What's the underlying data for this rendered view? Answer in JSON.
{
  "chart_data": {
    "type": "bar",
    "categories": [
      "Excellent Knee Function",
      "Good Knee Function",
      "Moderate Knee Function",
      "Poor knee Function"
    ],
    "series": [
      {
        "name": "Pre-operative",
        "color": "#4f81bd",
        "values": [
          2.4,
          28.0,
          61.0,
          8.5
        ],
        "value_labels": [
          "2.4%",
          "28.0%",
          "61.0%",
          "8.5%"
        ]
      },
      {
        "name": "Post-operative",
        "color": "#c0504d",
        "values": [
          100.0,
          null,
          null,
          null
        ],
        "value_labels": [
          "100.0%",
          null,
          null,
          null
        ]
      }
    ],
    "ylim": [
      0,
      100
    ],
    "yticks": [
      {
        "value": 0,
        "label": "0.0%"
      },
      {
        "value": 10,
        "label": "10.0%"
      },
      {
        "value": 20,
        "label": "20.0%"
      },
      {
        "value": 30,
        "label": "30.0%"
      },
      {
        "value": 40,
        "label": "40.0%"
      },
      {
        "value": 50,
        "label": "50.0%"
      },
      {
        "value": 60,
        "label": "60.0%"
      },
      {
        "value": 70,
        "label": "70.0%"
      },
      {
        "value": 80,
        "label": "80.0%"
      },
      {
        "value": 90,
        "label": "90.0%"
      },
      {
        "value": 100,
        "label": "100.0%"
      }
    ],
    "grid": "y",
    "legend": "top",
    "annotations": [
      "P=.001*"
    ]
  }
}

★ ★ ★ ★ ★

Exactly as they are written, print the entries again.

> [The solution]
What's the underlying data for this rendered view? Answer in JSON.
{
  "chart_data": {
    "type": "bar",
    "categories": [
      "Excellent Knee Function",
      "Good Knee Function",
      "Moderate Knee Function",
      "Poor knee Function"
    ],
    "series": [
      {
        "name": "Pre-operative",
        "color": "#4f81bd",
        "values": [
          2.4,
          28.0,
          61.0,
          8.5
        ],
        "value_labels": [
          "2.4%",
          "28.0%",
          "61.0%",
          "8.5%"
        ]
      },
      {
        "name": "Post-operative",
        "color": "#c0504d",
        "values": [
          100.0,
          null,
          null,
          null
        ],
        "value_labels": [
          "100.0%",
          null,
          null,
          null
        ]
      }
    ],
    "ylim": [
      0,
      100
    ],
    "yticks": [
      {
        "value": 0,
        "label": "0.0%"
      },
      {
        "value": 10,
        "label": "10.0%"
      },
      {
        "value": 20,
        "label": "20.0%"
      },
      {
        "value": 30,
        "label": "30.0%"
      },
      {
        "value": 40,
        "label": "40.0%"
      },
      {
        "value": 50,
        "label": "50.0%"
      },
      {
        "value": 60,
        "label": "60.0%"
      },
      {
        "value": 70,
        "label": "70.0%"
      },
      {
        "value": 80,
        "label": "80.0%"
      },
      {
        "value": 90,
        "label": "90.0%"
      },
      {
        "value": 100,
        "label": "100.0%"
      }
    ],
    "grid": "y",
    "legend": "top",
    "annotations": [
      "P=.001*"
    ]
  }
}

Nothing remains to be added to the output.